- **Problem description**:
Copy out all of the material exactly.

==============================

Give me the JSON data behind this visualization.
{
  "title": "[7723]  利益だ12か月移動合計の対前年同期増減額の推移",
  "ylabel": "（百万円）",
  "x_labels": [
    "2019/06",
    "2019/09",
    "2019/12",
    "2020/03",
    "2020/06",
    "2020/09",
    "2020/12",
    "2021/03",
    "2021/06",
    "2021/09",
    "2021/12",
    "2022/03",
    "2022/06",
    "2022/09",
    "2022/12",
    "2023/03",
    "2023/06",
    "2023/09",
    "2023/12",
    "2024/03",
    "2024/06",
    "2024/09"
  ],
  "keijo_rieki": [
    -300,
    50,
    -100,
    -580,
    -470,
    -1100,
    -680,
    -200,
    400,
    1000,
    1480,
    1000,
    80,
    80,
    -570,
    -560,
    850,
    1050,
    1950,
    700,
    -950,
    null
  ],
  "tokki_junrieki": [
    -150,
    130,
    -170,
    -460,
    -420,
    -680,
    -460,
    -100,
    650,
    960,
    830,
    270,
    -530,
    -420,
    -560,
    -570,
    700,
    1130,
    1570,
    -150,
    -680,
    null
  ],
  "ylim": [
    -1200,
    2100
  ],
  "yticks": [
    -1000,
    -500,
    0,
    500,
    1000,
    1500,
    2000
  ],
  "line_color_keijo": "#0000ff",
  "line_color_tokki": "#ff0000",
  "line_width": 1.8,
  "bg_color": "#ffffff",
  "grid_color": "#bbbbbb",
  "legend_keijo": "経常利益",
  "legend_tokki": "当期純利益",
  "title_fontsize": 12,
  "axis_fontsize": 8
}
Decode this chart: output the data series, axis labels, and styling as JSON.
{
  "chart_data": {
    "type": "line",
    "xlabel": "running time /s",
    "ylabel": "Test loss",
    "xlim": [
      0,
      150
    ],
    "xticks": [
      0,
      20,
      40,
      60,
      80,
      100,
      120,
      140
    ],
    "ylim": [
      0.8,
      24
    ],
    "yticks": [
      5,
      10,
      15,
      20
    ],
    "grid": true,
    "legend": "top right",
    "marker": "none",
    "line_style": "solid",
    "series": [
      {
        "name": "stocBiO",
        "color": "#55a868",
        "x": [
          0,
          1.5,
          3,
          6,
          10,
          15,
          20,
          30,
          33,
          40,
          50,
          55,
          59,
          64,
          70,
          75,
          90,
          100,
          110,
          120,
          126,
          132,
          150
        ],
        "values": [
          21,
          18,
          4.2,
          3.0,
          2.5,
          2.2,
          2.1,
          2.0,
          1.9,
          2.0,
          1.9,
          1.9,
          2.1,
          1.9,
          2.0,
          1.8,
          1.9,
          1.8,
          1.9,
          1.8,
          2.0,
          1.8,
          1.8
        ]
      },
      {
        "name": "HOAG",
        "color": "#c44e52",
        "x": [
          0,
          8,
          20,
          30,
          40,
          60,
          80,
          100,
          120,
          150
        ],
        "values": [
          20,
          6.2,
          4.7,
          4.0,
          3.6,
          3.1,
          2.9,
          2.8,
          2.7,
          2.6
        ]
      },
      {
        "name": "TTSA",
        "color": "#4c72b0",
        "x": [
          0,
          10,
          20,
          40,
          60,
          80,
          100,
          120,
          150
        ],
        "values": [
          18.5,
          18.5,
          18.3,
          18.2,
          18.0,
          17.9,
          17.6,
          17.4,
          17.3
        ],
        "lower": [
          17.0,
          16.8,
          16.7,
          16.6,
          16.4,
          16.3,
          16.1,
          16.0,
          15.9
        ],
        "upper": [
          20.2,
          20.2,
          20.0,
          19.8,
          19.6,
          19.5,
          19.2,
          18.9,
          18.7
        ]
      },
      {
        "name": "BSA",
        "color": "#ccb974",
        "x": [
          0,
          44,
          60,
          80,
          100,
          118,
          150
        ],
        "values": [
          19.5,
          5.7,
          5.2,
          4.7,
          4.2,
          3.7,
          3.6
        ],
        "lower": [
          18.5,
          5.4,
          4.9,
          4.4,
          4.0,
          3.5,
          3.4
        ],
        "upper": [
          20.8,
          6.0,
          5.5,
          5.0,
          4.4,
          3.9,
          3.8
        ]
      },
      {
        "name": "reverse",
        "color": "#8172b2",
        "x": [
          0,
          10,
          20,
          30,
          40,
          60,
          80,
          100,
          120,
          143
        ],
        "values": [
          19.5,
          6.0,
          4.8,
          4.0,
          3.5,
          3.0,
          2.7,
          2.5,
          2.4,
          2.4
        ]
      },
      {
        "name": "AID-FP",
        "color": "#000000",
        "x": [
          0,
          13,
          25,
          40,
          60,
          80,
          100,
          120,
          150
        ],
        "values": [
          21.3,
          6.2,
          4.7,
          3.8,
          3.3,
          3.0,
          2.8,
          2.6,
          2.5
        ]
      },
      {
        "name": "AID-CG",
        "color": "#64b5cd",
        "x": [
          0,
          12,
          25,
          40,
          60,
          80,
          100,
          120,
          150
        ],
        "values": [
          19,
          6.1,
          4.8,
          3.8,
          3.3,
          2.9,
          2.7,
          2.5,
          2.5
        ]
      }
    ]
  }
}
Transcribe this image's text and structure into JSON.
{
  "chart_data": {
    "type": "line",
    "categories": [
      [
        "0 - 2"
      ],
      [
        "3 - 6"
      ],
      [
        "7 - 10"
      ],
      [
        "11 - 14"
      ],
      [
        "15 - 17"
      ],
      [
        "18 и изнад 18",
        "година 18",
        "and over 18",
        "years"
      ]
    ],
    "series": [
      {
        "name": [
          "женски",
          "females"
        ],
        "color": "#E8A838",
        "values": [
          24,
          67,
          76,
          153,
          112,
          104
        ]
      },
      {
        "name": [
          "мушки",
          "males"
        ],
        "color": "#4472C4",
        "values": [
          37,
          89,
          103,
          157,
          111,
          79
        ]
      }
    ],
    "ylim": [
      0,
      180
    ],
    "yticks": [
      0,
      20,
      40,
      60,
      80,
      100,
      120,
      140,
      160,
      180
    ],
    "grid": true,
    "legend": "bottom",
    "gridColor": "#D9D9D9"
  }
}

==============================

- **The result**:
Give me the JSON data behind this visualization.
{
  "title": "[7723]  利益だ12か月移動合計の対前年同期増減額の推移",
  "ylabel": "（百万円）",
  "x_labels": [
    "2019/06",
    "2019/09",
    "2019/12",
    "2020/03",
    "2020/06",
    "2020/09",
    "2020/12",
    "2021/03",
    "2021/06",
    "2021/09",
    "2021/12",
    "2022/03",
    "2022/06",
    "2022/09",
    "2022/12",
    "2023/03",
    "2023/06",
    "2023/09",
    "2023/12",
    "2024/03",
    "2024/06",
    "2024/09"
  ],
  "keijo_rieki": [
    -300,
    50,
    -100,
    -580,
    -470,
    -1100,
    -680,
    -200,
    400,
    1000,
    1480,
    1000,
    80,
    80,
    -570,
    -560,
    850,
    1050,
    1950,
    700,
    -950,
    null
  ],
  "tokki_junrieki": [
    -150,
    130,
    -170,
    -460,
    -420,
    -680,
    -460,
    -100,
    650,
    960,
    830,
    270,
    -530,
    -420,
    -560,
    -570,
    700,
    1130,
    1570,
    -150,
    -680,
    null
  ],
  "ylim": [
    -1200,
    2100
  ],
  "yticks": [
    -1000,
    -500,
    0,
    500,
    1000,
    1500,
    2000
  ],
  "line_color_keijo": "#0000ff",
  "line_color_tokki": "#ff0000",
  "line_width": 1.8,
  "bg_color": "#ffffff",
  "grid_color": "#bbbbbb",
  "legend_keijo": "経常利益",
  "legend_tokki": "当期純利益",
  "title_fontsize": 12,
  "axis_fontsize": 8
}
Decode this chart: output the data series, axis labels, and styling as JSON.
{
  "chart_data": {
    "type": "line",
    "xlabel": "running time /s",
    "ylabel": "Test loss",
    "xlim": [
      0,
      150
    ],
    "xticks": [
      0,
      20,
      40,
      60,
      80,
      100,
      120,
      140
    ],
    "ylim": [
      0.8,
      24
    ],
    "yticks": [
      5,
      10,
      15,
      20
    ],
    "grid": true,
    "legend": "top right",
    "marker": "none",
    "line_style": "solid",
    "series": [
      {
        "name": "stocBiO",
        "color": "#55a868",
        "x": [
          0,
          1.5,
          3,
          6,
          10,
          15,
          20,
          30,
          33,
          40,
          50,
          55,
          59,
          64,
          70,
          75,
          90,
          100,
          110,
          120,
          126,
          132,
          150
        ],
        "values": [
          21,
          18,
          4.2,
          3.0,
          2.5,
          2.2,
          2.1,
          2.0,
          1.9,
          2.0,
          1.9,
          1.9,
          2.1,
          1.9,
          2.0,
          1.8,
          1.9,
          1.8,
          1.9,
          1.8,
          2.0,
          1.8,
          1.8
        ]
      },
      {
        "name": "HOAG",
        "color": "#c44e52",
        "x": [
          0,
          8,
          20,
          30,
          40,
          60,
          80,
          100,
          120,
          150
        ],
        "values": [
          20,
          6.2,
          4.7,
          4.0,
          3.6,
          3.1,
          2.9,
          2.8,
          2.7,
          2.6
        ]
      },
      {
        "name": "TTSA",
        "color": "#4c72b0",
        "x": [
          0,
          10,
          20,
          40,
          60,
          80,
          100,
          120,
          150
        ],
        "values": [
          18.5,
          18.5,
          18.3,
          18.2,
          18.0,
          17.9,
          17.6,
          17.4,
          17.3
        ],
        "lower": [
          17.0,
          16.8,
          16.7,
          16.6,
          16.4,
          16.3,
          16.1,
          16.0,
          15.9
        ],
        "upper": [
          20.2,
          20.2,
          20.0,
          19.8,
          19.6,
          19.5,
          19.2,
          18.9,
          18.7
        ]
      },
      {
        "name": "BSA",
        "color": "#ccb974",
        "x": [
          0,
          44,
          60,
          80,
          100,
          118,
          150
        ],
        "values": [
          19.5,
          5.7,
          5.2,
          4.7,
          4.2,
          3.7,
          3.6
        ],
        "lower": [
          18.5,
          5.4,
          4.9,
          4.4,
          4.0,
          3.5,
          3.4
        ],
        "upper": [
          20.8,
          6.0,
          5.5,
          5.0,
          4.4,
          3.9,
          3.8
        ]
      },
      {
        "name": "reverse",
        "color": "#8172b2",
        "x": [
          0,
          10,
          20,
          30,
          40,
          60,
          80,
          100,
          120,
          143
        ],
        "values": [
          19.5,
          6.0,
          4.8,
          4.0,
          3.5,
          3.0,
          2.7,
          2.5,
          2.4,
          2.4
        ]
      },
      {
        "name": "AID-FP",
        "color": "#000000",
        "x": [
          0,
          13,
          25,
          40,
          60,
          80,
          100,
          120,
          150
        ],
        "values": [
          21.3,
          6.2,
          4.7,
          3.8,
          3.3,
          3.0,
          2.8,
          2.6,
          2.5
        ]
      },
      {
        "name": "AID-CG",
        "color": "#64b5cd",
        "x": [
          0,
          12,
          25,
          40,
          60,
          80,
          100,
          120,
          150
        ],
        "values": [
          19,
          6.1,
          4.8,
          3.8,
          3.3,
          2.9,
          2.7,
          2.5,
          2.5
        ]
      }
    ]
  }
}
Transcribe this image's text and structure into JSON.
{
  "chart_data": {
    "type": "line",
    "categories": [
      [
        "0 - 2"
      ],
      [
        "3 - 6"
      ],
      [
        "7 - 10"
      ],
      [
        "11 - 14"
      ],
      [
        "15 - 17"
      ],
      [
        "18 и изнад 18",
        "година 18",
        "and over 18",
        "years"
      ]
    ],
    "series": [
      {
        "name": [
          "женски",
          "females"
        ],
        "color": "#E8A838",
        "values": [
          24,
          67,
          76,
          153,
          112,
          104
        ]
      },
      {
        "name": [
          "мушки",
          "males"
        ],
        "color": "#4472C4",
        "values": [
          37,
          89,
          103,
          157,
          111,
          79
        ]
      }
    ],
    "ylim": [
      0,
      180
    ],
    "yticks": [
      0,
      20,
      40,
      60,
      80,
      100,
      120,
      140,
      160,
      180
    ],
    "grid": true,
    "legend": "bottom",
    "gridColor": "#D9D9D9"
  }
}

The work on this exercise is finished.